What needs to be done
An exact copy of every record is needed.
==============================
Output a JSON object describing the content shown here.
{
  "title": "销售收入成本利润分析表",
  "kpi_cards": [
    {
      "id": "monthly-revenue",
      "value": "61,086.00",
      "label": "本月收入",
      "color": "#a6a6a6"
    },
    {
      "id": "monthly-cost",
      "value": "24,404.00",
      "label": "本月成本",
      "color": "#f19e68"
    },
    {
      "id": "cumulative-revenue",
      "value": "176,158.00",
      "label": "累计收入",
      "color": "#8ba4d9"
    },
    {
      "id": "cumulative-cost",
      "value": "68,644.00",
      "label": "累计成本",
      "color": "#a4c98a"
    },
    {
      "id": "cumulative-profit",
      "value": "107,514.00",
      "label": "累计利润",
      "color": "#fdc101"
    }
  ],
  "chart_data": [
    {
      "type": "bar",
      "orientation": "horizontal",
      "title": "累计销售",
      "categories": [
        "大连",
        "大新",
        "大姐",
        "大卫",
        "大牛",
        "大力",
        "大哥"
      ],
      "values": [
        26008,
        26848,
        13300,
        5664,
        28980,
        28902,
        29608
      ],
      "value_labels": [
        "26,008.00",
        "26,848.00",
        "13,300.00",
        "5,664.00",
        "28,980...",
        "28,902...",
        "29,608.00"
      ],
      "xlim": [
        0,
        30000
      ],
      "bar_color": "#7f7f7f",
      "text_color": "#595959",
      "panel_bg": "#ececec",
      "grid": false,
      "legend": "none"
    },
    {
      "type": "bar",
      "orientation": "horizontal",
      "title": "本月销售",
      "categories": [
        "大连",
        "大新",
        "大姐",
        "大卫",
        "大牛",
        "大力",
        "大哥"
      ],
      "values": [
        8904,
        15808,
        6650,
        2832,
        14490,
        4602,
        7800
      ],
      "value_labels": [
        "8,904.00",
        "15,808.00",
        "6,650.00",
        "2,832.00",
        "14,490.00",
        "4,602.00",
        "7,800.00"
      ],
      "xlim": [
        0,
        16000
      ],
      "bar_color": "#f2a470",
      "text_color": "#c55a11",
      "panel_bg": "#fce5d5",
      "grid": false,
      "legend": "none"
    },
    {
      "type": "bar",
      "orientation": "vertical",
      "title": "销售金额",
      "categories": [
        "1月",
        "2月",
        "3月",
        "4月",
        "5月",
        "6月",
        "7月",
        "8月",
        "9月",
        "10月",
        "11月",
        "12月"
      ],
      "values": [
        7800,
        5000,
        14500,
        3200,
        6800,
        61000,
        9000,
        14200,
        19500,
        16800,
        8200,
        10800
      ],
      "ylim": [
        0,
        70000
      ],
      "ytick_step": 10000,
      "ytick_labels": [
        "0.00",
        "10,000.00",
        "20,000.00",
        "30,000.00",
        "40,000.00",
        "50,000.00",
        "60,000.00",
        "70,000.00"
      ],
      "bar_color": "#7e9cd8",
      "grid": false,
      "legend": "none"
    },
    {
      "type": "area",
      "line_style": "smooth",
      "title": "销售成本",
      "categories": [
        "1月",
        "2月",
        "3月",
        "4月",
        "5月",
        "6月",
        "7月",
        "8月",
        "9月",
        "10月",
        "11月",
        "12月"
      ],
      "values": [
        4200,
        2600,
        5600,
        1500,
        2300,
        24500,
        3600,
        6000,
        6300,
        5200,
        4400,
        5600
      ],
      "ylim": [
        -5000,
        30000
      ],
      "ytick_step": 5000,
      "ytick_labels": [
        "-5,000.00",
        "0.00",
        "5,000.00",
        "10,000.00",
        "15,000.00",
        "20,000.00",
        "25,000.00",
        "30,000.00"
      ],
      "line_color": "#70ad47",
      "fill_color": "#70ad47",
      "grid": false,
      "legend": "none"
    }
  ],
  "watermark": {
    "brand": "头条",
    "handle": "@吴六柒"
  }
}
==============================
Task solution
Output a JSON object describing the content shown here.
{
  "title": "销售收入成本利润分析表",
  "kpi_cards": [
    {
      "id": "monthly-revenue",
      "value": "61,086.00",
      "label": "本月收入",
      "color": "#a6a6a6"
    },
    {
      "id": "monthly-cost",
      "value": "24,404.00",
      "label": "本月成本",
      "color": "#f19e68"
    },
    {
      "id": "cumulative-revenue",
      "value": "176,158.00",
      "label": "累计收入",
      "color": "#8ba4d9"
    },
    {
      "id": "cumulative-cost",
      "value": "68,644.00",
      "label": "累计成本",
      "color": "#a4c98a"
    },
    {
      "id": "cumulative-profit",
      "value": "107,514.00",
      "label": "累计利润",
      "color": "#fdc101"
    }
  ],
  "chart_data": [
    {
      "type": "bar",
      "orientation": "horizontal",
      "title": "累计销售",
      "categories": [
        "大连",
        "大新",
        "大姐",
        "大卫",
        "大牛",
        "大力",
        "大哥"
      ],
      "values": [
        26008,
        26848,
        13300,
        5664,
        28980,
        28902,
        29608
      ],
      "value_labels": [
        "26,008.00",
        "26,848.00",
        "13,300.00",
        "5,664.00",
        "28,980...",
        "28,902...",
        "29,608.00"
      ],
      "xlim": [
        0,
        30000
      ],
      "bar_color": "#7f7f7f",
      "text_color": "#595959",
      "panel_bg": "#ececec",
      "grid": false,
      "legend": "none"
    },
    {
      "type": "bar",
      "orientation": "horizontal",
      "title": "本月销售",
      "categories": [
        "大连",
        "大新",
        "大姐",
        "大卫",
        "大牛",
        "大力",
        "大哥"
      ],
      "values": [
        8904,
        15808,
        6650,
        2832,
        14490,
        4602,
        7800
      ],
      "value_labels": [
        "8,904.00",
        "15,808.00",
        "6,650.00",
        "2,832.00",
        "14,490.00",
        "4,602.00",
        "7,800.00"
      ],
      "xlim": [
        0,
        16000
      ],
      "bar_color": "#f2a470",
      "text_color": "#c55a11",
      "panel_bg": "#fce5d5",
      "grid": false,
      "legend": "none"
    },
    {
      "type": "bar",
      "orientation": "vertical",
      "title": "销售金额",
      "categories": [
        "1月",
        "2月",
        "3月",
        "4月",
        "5月",
        "6月",
        "7月",
        "8月",
        "9月",
        "10月",
        "11月",
        "12月"
      ],
      "values": [
        7800,
        5000,
        14500,
        3200,
        6800,
        61000,
        9000,
        14200,
        19500,
        16800,
        8200,
        10800
      ],
      "ylim": [
        0,
        70000
      ],
      "ytick_step": 10000,
      "ytick_labels": [
        "0.00",
        "10,000.00",
        "20,000.00",
        "30,000.00",
        "40,000.00",
        "50,000.00",
        "60,000.00",
        "70,000.00"
      ],
      "bar_color": "#7e9cd8",
      "grid": false,
      "legend": "none"
    },
    {
      "type": "area",
      "line_style": "smooth",
      "title": "销售成本",
      "categories": [
        "1月",
        "2月",
        "3月",
        "4月",
        "5月",
        "6月",
        "7月",
        "8月",
        "9月",
        "10月",
        "11月",
        "12月"
      ],
      "values": [
        4200,
        2600,
        5600,
        1500,
        2300,
        24500,
        3600,
        6000,
        6300,
        5200,
        4400,
        5600
      ],
      "ylim": [
        -5000,
        30000
      ],
      "ytick_step": 5000,
      "ytick_labels": [
        "-5,000.00",
        "0.00",
        "5,000.00",
        "10,000.00",
        "15,000.00",
        "20,000.00",
        "25,000.00",
        "30,000.00"
      ],
      "line_color": "#70ad47",
      "fill_color": "#70ad47",
      "grid": false,
      "legend": "none"
    }
  ],
  "watermark": {
    "brand": "头条",
    "handle": "@吴六柒"
  }
}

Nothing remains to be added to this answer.